▶ Exercise task
Locate the string "rikujtoj" throughout the material and copy every line in which it occurs.

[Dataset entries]
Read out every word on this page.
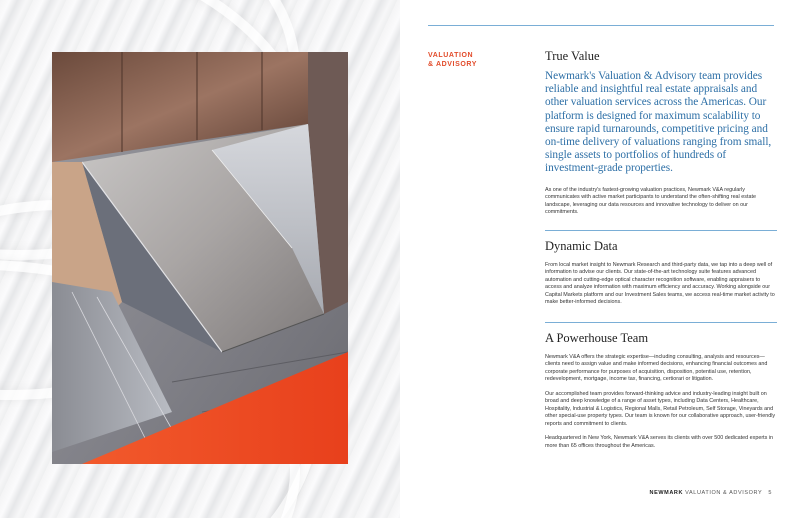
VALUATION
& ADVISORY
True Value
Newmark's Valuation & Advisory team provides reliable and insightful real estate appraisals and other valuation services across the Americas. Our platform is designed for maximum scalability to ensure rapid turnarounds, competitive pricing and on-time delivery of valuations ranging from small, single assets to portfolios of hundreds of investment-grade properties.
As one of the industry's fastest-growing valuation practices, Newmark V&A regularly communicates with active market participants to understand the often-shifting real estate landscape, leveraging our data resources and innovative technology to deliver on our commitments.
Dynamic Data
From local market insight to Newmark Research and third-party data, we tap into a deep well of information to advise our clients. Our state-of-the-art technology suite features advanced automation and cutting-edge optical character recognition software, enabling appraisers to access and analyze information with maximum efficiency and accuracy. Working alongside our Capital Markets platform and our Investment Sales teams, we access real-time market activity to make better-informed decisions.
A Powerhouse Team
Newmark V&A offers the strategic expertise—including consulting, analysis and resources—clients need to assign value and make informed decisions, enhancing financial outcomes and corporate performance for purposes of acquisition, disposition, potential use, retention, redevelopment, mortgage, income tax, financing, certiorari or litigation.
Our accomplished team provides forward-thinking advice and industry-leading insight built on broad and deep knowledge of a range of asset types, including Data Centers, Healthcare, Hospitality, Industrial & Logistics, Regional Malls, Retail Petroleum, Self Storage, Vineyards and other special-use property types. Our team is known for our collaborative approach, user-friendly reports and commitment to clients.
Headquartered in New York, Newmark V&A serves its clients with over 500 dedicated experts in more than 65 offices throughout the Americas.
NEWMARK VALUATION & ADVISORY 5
...
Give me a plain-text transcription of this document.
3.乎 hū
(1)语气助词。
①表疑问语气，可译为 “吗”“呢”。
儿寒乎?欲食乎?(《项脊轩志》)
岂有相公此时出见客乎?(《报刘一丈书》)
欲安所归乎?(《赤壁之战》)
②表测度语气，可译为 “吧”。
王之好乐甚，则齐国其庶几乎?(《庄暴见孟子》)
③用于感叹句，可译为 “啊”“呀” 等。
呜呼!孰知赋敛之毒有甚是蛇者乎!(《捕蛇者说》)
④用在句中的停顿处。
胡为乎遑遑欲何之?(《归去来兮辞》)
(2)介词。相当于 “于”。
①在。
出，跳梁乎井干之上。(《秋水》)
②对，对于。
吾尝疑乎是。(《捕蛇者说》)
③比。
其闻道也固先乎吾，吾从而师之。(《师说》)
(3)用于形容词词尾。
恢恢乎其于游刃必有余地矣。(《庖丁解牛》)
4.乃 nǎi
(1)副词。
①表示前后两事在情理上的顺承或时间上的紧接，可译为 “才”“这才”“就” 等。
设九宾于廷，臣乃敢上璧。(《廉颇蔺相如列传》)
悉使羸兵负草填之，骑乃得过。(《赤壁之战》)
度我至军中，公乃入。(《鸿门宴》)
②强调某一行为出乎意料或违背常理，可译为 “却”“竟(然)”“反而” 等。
==
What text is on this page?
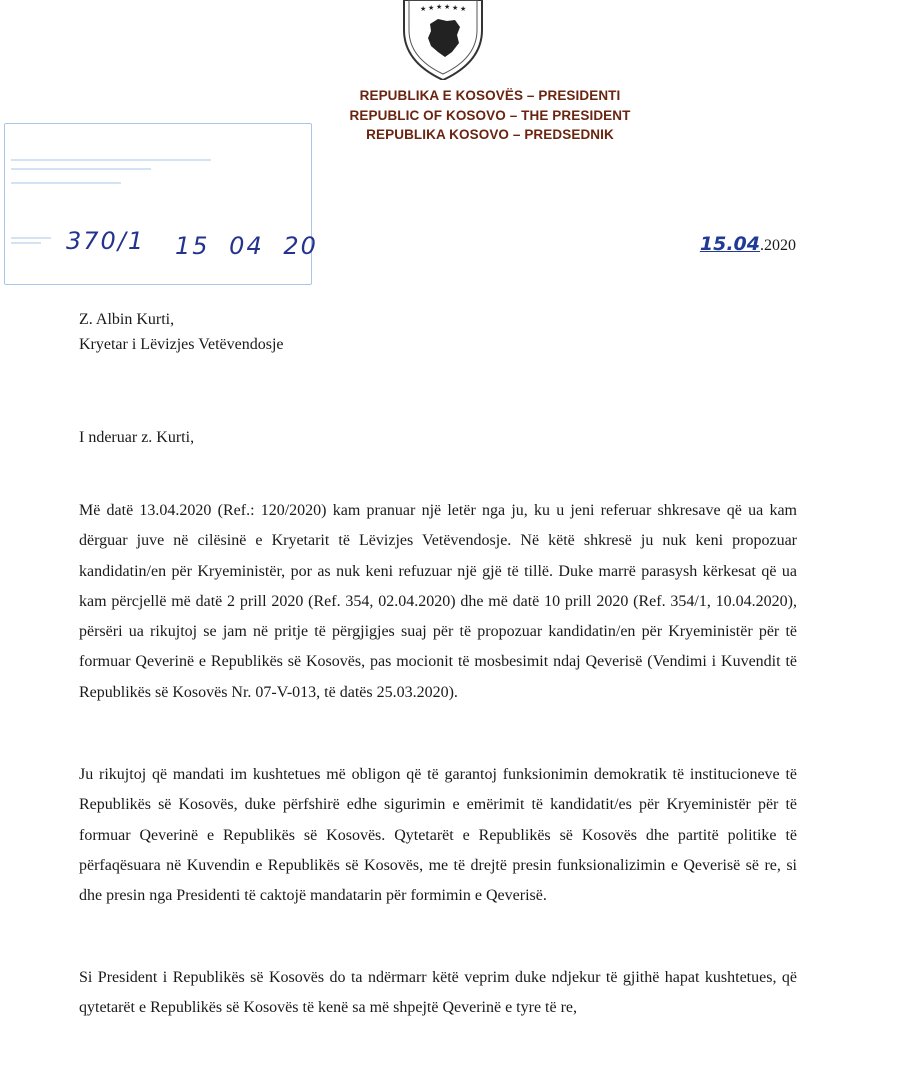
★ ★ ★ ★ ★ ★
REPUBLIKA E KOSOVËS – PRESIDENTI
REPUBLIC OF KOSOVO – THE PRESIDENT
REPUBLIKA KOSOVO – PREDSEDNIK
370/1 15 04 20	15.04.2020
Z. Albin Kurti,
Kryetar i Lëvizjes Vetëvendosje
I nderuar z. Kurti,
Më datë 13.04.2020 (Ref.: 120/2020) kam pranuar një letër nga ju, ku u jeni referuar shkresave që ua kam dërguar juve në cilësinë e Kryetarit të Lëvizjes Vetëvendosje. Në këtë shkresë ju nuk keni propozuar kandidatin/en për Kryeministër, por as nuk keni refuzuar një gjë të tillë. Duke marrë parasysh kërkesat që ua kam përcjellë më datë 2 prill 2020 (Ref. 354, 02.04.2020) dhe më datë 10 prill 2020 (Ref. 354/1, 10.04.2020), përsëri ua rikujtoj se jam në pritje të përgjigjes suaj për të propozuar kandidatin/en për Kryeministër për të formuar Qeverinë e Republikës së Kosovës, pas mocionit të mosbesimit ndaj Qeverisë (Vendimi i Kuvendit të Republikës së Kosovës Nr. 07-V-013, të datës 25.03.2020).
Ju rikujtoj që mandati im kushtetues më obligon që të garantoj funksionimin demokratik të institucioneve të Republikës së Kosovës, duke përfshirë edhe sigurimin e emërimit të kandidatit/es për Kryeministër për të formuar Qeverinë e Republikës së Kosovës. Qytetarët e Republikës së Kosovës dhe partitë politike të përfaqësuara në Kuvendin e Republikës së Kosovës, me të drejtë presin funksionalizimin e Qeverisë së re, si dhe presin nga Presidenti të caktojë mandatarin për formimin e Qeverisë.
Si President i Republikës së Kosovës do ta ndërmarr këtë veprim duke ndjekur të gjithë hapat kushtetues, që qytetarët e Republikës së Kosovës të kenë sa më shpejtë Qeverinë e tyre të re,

▶ Task result
Më datë 13.04.2020 (Ref.: 120/2020) kam pranuar një letër nga ju, ku u jeni referuar shkresave që ua kam dërguar juve në cilësinë e Kryetarit të Lëvizjes Vetëvendosje. Në këtë shkresë ju nuk keni propozuar kandidatin/en për Kryeministër, por as nuk keni refuzuar një gjë të tillë. Duke marrë parasysh kërkesat që ua kam përcjellë më datë 2 prill 2020 (Ref. 354, 02.04.2020) dhe më datë 10 prill 2020 (Ref. 354/1, 10.04.2020), përsëri ua rikujtoj se jam në pritje të përgjigjes suaj për të propozuar kandidatin/en për Kryeministër për të formuar Qeverinë e Republikës së Kosovës, pas mocionit të mosbesimit ndaj Qeverisë (Vendimi i Kuvendit të Republikës së Kosovës Nr. 07-V-013, të datës 25.03.2020).
Ju rikujtoj që mandati im kushtetues më obligon që të garantoj funksionimin demokratik të institucioneve të Republikës së Kosovës, duke përfshirë edhe sigurimin e emërimit të kandidatit/es për Kryeministër për të formuar Qeverinë e Republikës së Kosovës. Qytetarët e Republikës së Kosovës dhe partitë politike të përfaqësuara në Kuvendin e Republikës së Kosovës, me të drejtë presin funksionalizimin e Qeverisë së re, si dhe presin nga Presidenti të caktojë mandatarin për formimin e Qeverisë.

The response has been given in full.